# Records provided:
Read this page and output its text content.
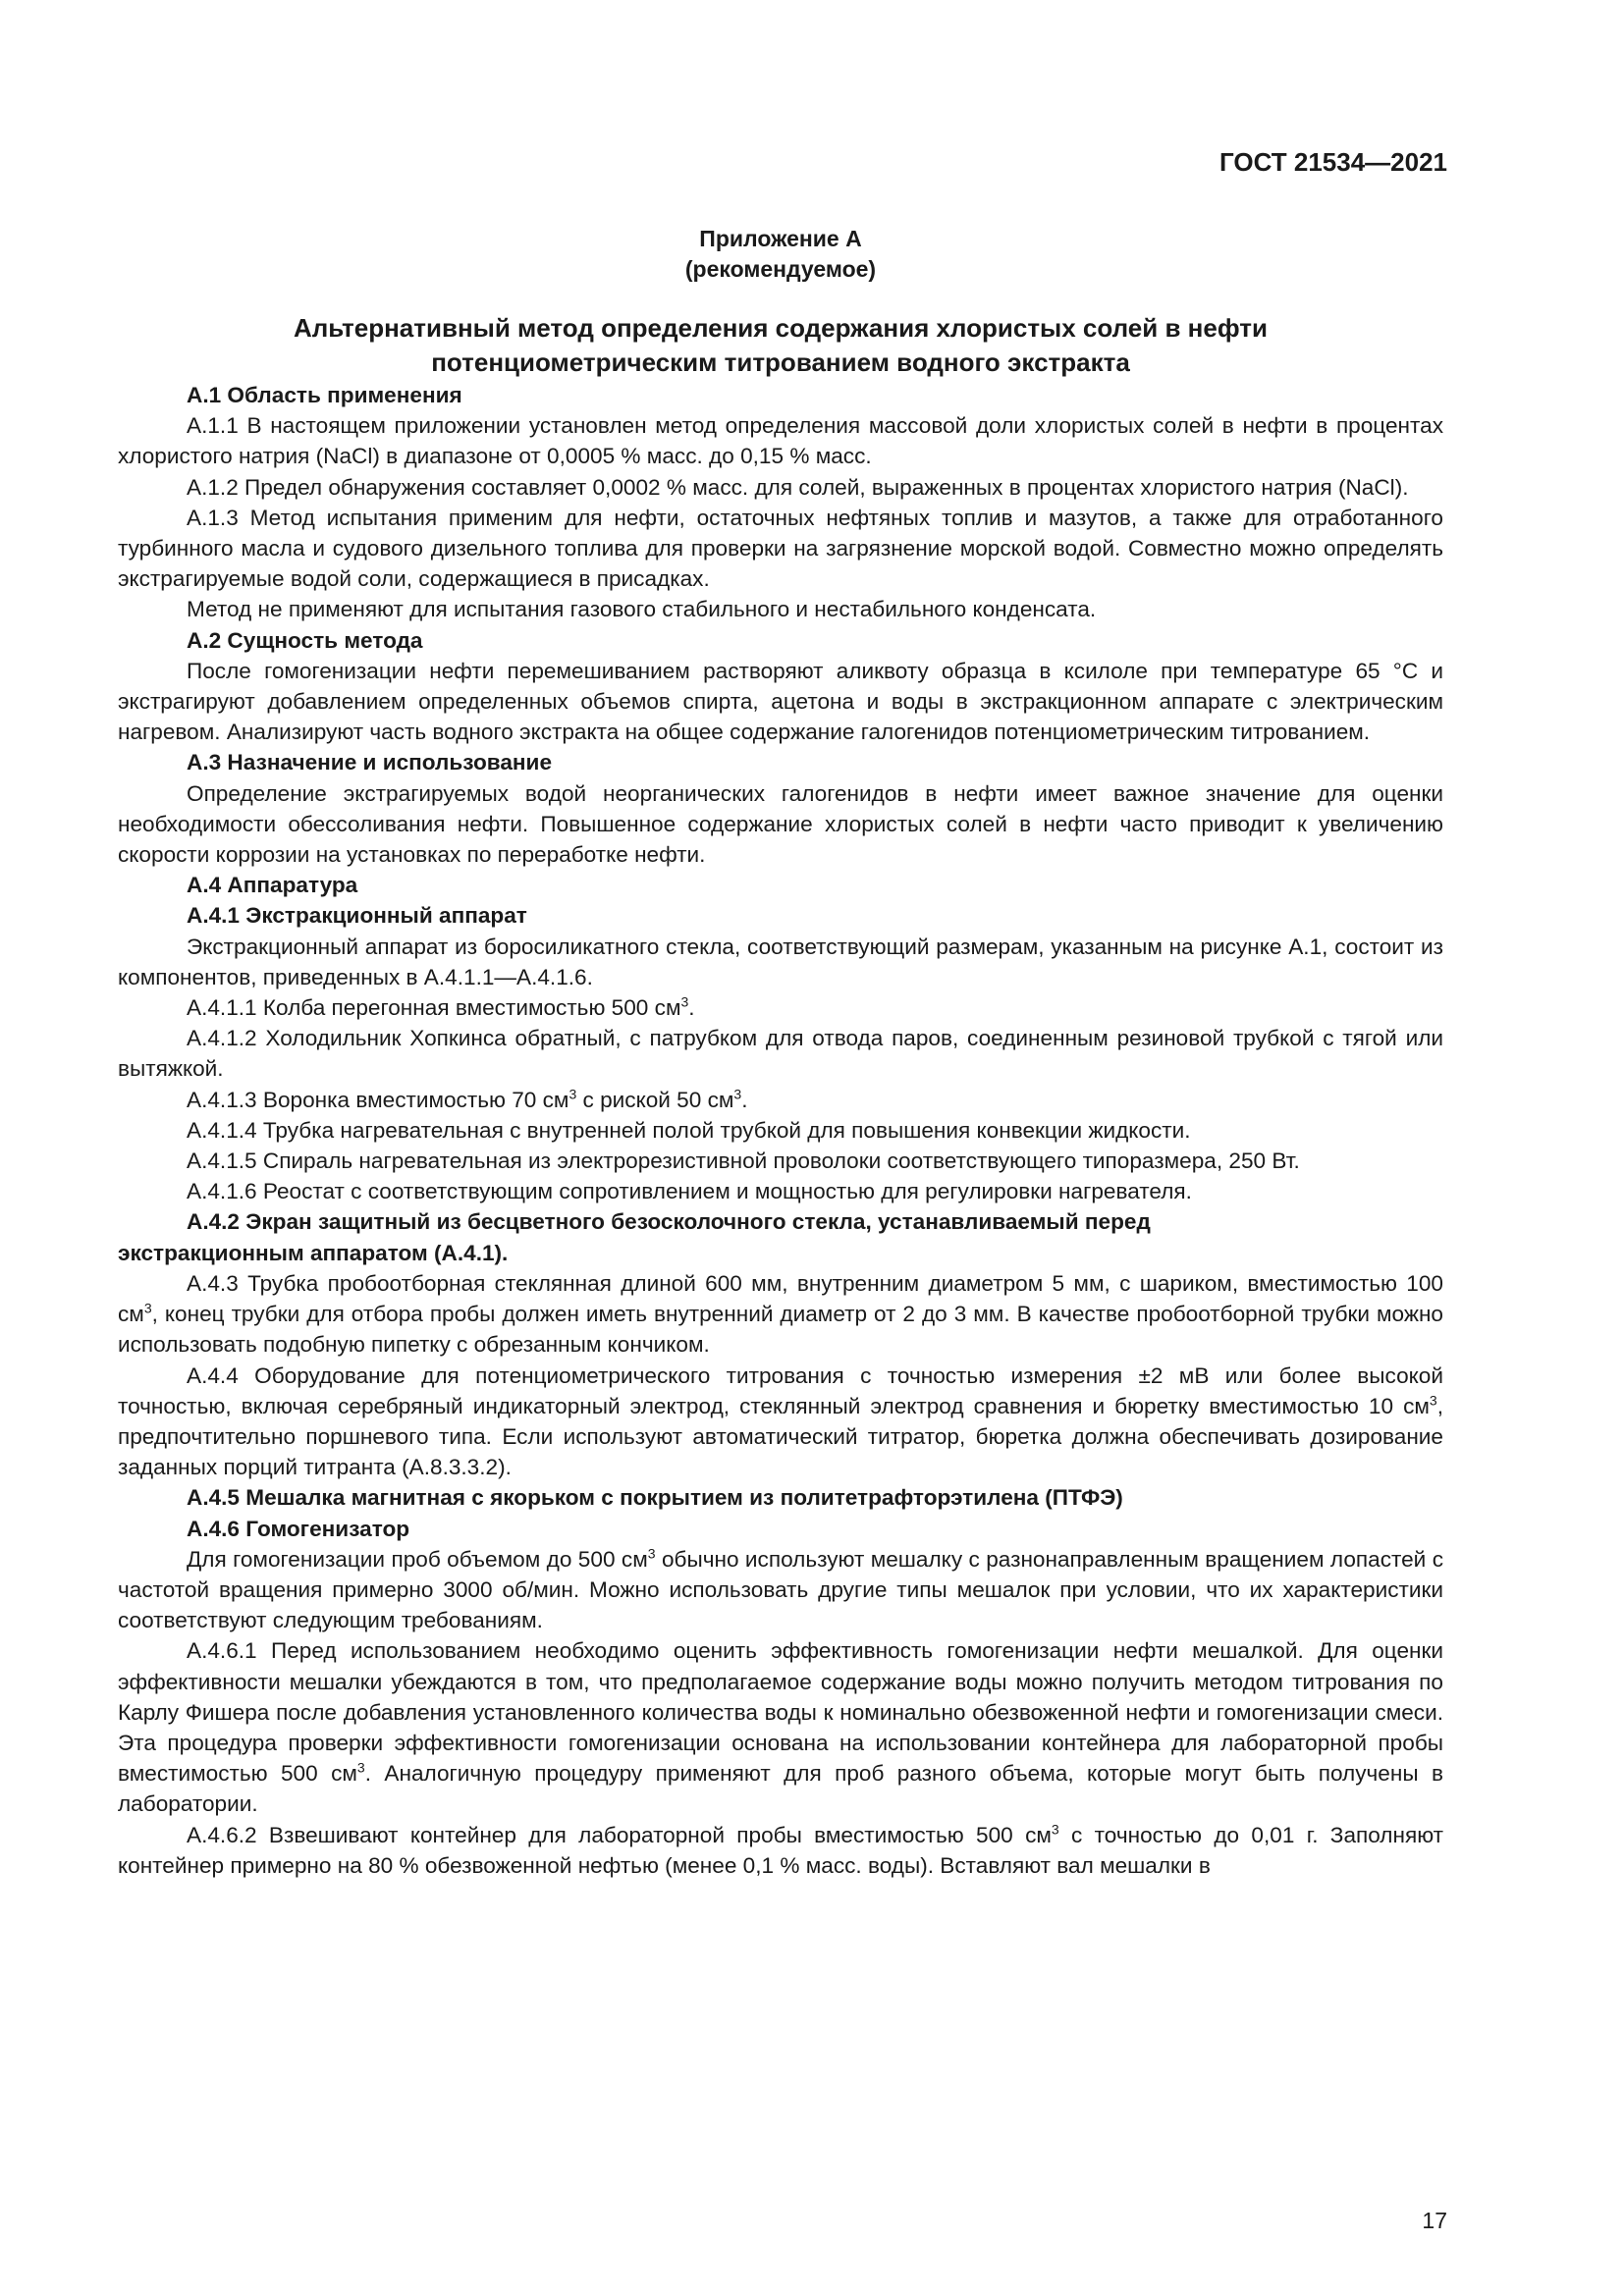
ГОСТ 21534—2021
Приложение А
(рекомендуемое)
Альтернативный метод определения содержания хлористых солей в нефти
потенциометрическим титрованием водного экстракта

А.1 Область применения

А.1.1 В настоящем приложении установлен метод определения массовой доли хлористых солей в нефти в процентах хлористого натрия (NaCl) в диапазоне от 0,0005 % масс. до 0,15 % масс.

А.1.2 Предел обнаружения составляет 0,0002 % масс. для солей, выраженных в процентах хлористого натрия (NaCl).

А.1.3 Метод испытания применим для нефти, остаточных нефтяных топлив и мазутов, а также для отработанного турбинного масла и судового дизельного топлива для проверки на загрязнение морской водой. Совместно можно определять экстрагируемые водой соли, содержащиеся в присадках.

Метод не применяют для испытания газового стабильного и нестабильного конденсата.

А.2 Сущность метода

После гомогенизации нефти перемешиванием растворяют аликвоту образца в ксилоле при температуре 65 °С и экстрагируют добавлением определенных объемов спирта, ацетона и воды в экстракционном аппарате с электрическим нагревом. Анализируют часть водного экстракта на общее содержание галогенидов потенциометрическим титрованием.

А.3 Назначение и использование

Определение экстрагируемых водой неорганических галогенидов в нефти имеет важное значение для оценки необходимости обессоливания нефти. Повышенное содержание хлористых солей в нефти часто приводит к увеличению скорости коррозии на установках по переработке нефти.

А.4 Аппаратура

А.4.1 Экстракционный аппарат

Экстракционный аппарат из боросиликатного стекла, соответствующий размерам, указанным на рисунке А.1, состоит из компонентов, приведенных в А.4.1.1—А.4.1.6.

А.4.1.1 Колба перегонная вместимостью 500 $см^3$.

А.4.1.2 Холодильник Хопкинса обратный, с патрубком для отвода паров, соединенным резиновой трубкой с тягой или вытяжкой.

А.4.1.3 Воронка вместимостью 70 $см^3$ с риской 50 $см^3$.

А.4.1.4 Трубка нагревательная с внутренней полой трубкой для повышения конвекции жидкости.

А.4.1.5 Спираль нагревательная из электрорезистивной проволоки соответствующего типоразмера, 250 Вт.

А.4.1.6 Реостат с соответствующим сопротивлением и мощностью для регулировки нагревателя.

А.4.2 Экран защитный из бесцветного безосколочного стекла, устанавливаемый перед

экстракционным аппаратом (А.4.1).

А.4.3 Трубка пробоотборная стеклянная длиной 600 мм, внутренним диаметром 5 мм, с шариком, вместимостью 100 $см^3$, конец трубки для отбора пробы должен иметь внутренний диаметр от 2 до 3 мм. В качестве пробоотборной трубки можно использовать подобную пипетку с обрезанным кончиком.

А.4.4 Оборудование для потенциометрического титрования с точностью измерения ±2 мВ или более высокой точностью, включая серебряный индикаторный электрод, стеклянный электрод сравнения и бюретку вместимостью 10 $см^3$, предпочтительно поршневого типа. Если используют автоматический титратор, бюретка должна обеспечивать дозирование заданных порций титранта (А.8.3.3.2).

А.4.5 Мешалка магнитная с якорьком с покрытием из политетрафторэтилена (ПТФЭ)

А.4.6 Гомогенизатор

Для гомогенизации проб объемом до 500 $см^3$ обычно используют мешалку с разнонаправленным вращением лопастей с частотой вращения примерно 3000 об/мин. Можно использовать другие типы мешалок при условии, что их характеристики соответствуют следующим требованиям.

А.4.6.1 Перед использованием необходимо оценить эффективность гомогенизации нефти мешалкой. Для оценки эффективности мешалки убеждаются в том, что предполагаемое содержание воды можно получить методом титрования по Карлу Фишера после добавления установленного количества воды к номинально обезвоженной нефти и гомогенизации смеси. Эта процедура проверки эффективности гомогенизации основана на использовании контейнера для лабораторной пробы вместимостью 500 $см^3$. Аналогичную процедуру применяют для проб разного объема, которые могут быть получены в лаборатории.

А.4.6.2 Взвешивают контейнер для лабораторной пробы вместимостью 500 $см^3$ с точностью до 0,01 г. Заполняют контейнер примерно на 80 % обезвоженной нефтью (менее 0,1 % масс. воды). Вставляют вал мешалки в

17
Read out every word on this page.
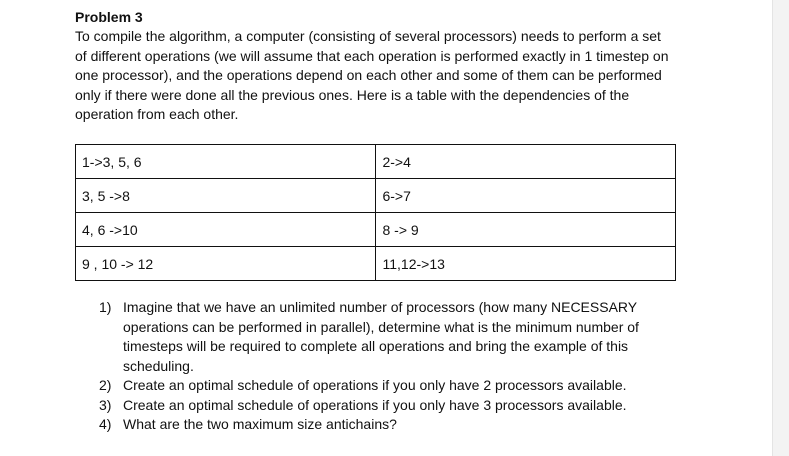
Problem 3

To compile the algorithm, a computer (consisting of several processors) needs to perform a set of different operations (we will assume that each operation is performed exactly in 1 timestep on one processor), and the operations depend on each other and some of them can be performed only if there were done all the previous ones. Here is a table with the dependencies of the operation from each other.

1->3, 5, 6	2->4
3, 5 ->8	6->7
4, 6 ->10	8 -> 9
9 , 10 -> 12	11,12->13
1) Imagine that we have an unlimited number of processors (how many NECESSARY operations can be performed in parallel), determine what is the minimum number of timesteps will be required to complete all operations and bring the example of this scheduling.
2) Create an optimal schedule of operations if you only have 2 processors available.
3) Create an optimal schedule of operations if you only have 3 processors available.
4) What are the two maximum size antichains?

# Exercise directions:
Working from the material above, transcribe it exactly while omitting pictures.

# Result for this exercise:
Read this page and output its text content.
ГОСТ 21534—2021
Приложение А
(рекомендуемое)
Альтернативный метод определения содержания хлористых солей в нефти
потенциометрическим титрованием водного экстракта

А.1 Область применения

А.1.1 В настоящем приложении установлен метод определения массовой доли хлористых солей в нефти в процентах хлористого натрия (NaCl) в диапазоне от 0,0005 % масс. до 0,15 % масс.

А.1.2 Предел обнаружения составляет 0,0002 % масс. для солей, выраженных в процентах хлористого натрия (NaCl).

А.1.3 Метод испытания применим для нефти, остаточных нефтяных топлив и мазутов, а также для отработанного турбинного масла и судового дизельного топлива для проверки на загрязнение морской водой. Совместно можно определять экстрагируемые водой соли, содержащиеся в присадках.

Метод не применяют для испытания газового стабильного и нестабильного конденсата.

А.2 Сущность метода

После гомогенизации нефти перемешиванием растворяют аликвоту образца в ксилоле при температуре 65 °С и экстрагируют добавлением определенных объемов спирта, ацетона и воды в экстракционном аппарате с электрическим нагревом. Анализируют часть водного экстракта на общее содержание галогенидов потенциометрическим титрованием.

А.3 Назначение и использование

Определение экстрагируемых водой неорганических галогенидов в нефти имеет важное значение для оценки необходимости обессоливания нефти. Повышенное содержание хлористых солей в нефти часто приводит к увеличению скорости коррозии на установках по переработке нефти.

А.4 Аппаратура

А.4.1 Экстракционный аппарат

Экстракционный аппарат из боросиликатного стекла, соответствующий размерам, указанным на рисунке А.1, состоит из компонентов, приведенных в А.4.1.1—А.4.1.6.

А.4.1.1 Колба перегонная вместимостью 500 $см^3$.

А.4.1.2 Холодильник Хопкинса обратный, с патрубком для отвода паров, соединенным резиновой трубкой с тягой или вытяжкой.

А.4.1.3 Воронка вместимостью 70 $см^3$ с риской 50 $см^3$.

А.4.1.4 Трубка нагревательная с внутренней полой трубкой для повышения конвекции жидкости.

А.4.1.5 Спираль нагревательная из электрорезистивной проволоки соответствующего типоразмера, 250 Вт.

А.4.1.6 Реостат с соответствующим сопротивлением и мощностью для регулировки нагревателя.

А.4.2 Экран защитный из бесцветного безосколочного стекла, устанавливаемый перед

экстракционным аппаратом (А.4.1).

А.4.3 Трубка пробоотборная стеклянная длиной 600 мм, внутренним диаметром 5 мм, с шариком, вместимостью 100 $см^3$, конец трубки для отбора пробы должен иметь внутренний диаметр от 2 до 3 мм. В качестве пробоотборной трубки можно использовать подобную пипетку с обрезанным кончиком.

А.4.4 Оборудование для потенциометрического титрования с точностью измерения ±2 мВ или более высокой точностью, включая серебряный индикаторный электрод, стеклянный электрод сравнения и бюретку вместимостью 10 $см^3$, предпочтительно поршневого типа. Если используют автоматический титратор, бюретка должна обеспечивать дозирование заданных порций титранта (А.8.3.3.2).

А.4.5 Мешалка магнитная с якорьком с покрытием из политетрафторэтилена (ПТФЭ)

А.4.6 Гомогенизатор

Для гомогенизации проб объемом до 500 $см^3$ обычно используют мешалку с разнонаправленным вращением лопастей с частотой вращения примерно 3000 об/мин. Можно использовать другие типы мешалок при условии, что их характеристики соответствуют следующим требованиям.

А.4.6.1 Перед использованием необходимо оценить эффективность гомогенизации нефти мешалкой. Для оценки эффективности мешалки убеждаются в том, что предполагаемое содержание воды можно получить методом титрования по Карлу Фишера после добавления установленного количества воды к номинально обезвоженной нефти и гомогенизации смеси. Эта процедура проверки эффективности гомогенизации основана на использовании контейнера для лабораторной пробы вместимостью 500 $см^3$. Аналогичную процедуру применяют для проб разного объема, которые могут быть получены в лаборатории.

А.4.6.2 Взвешивают контейнер для лабораторной пробы вместимостью 500 $см^3$ с точностью до 0,01 г. Заполняют контейнер примерно на 80 % обезвоженной нефтью (менее 0,1 % масс. воды). Вставляют вал мешалки в

17
Read out every word on this page.
Problem 3

To compile the algorithm, a computer (consisting of several processors) needs to perform a set of different operations (we will assume that each operation is performed exactly in 1 timestep on one processor), and the operations depend on each other and some of them can be performed only if there were done all the previous ones. Here is a table with the dependencies of the operation from each other.

1->3, 5, 6	2->4
3, 5 ->8	6->7
4, 6 ->10	8 -> 9
9 , 10 -> 12	11,12->13
1) Imagine that we have an unlimited number of processors (how many NECESSARY operations can be performed in parallel), determine what is the minimum number of timesteps will be required to complete all operations and bring the example of this scheduling.
2) Create an optimal schedule of operations if you only have 2 processors available.
3) Create an optimal schedule of operations if you only have 3 processors available.
4) What are the two maximum size antichains?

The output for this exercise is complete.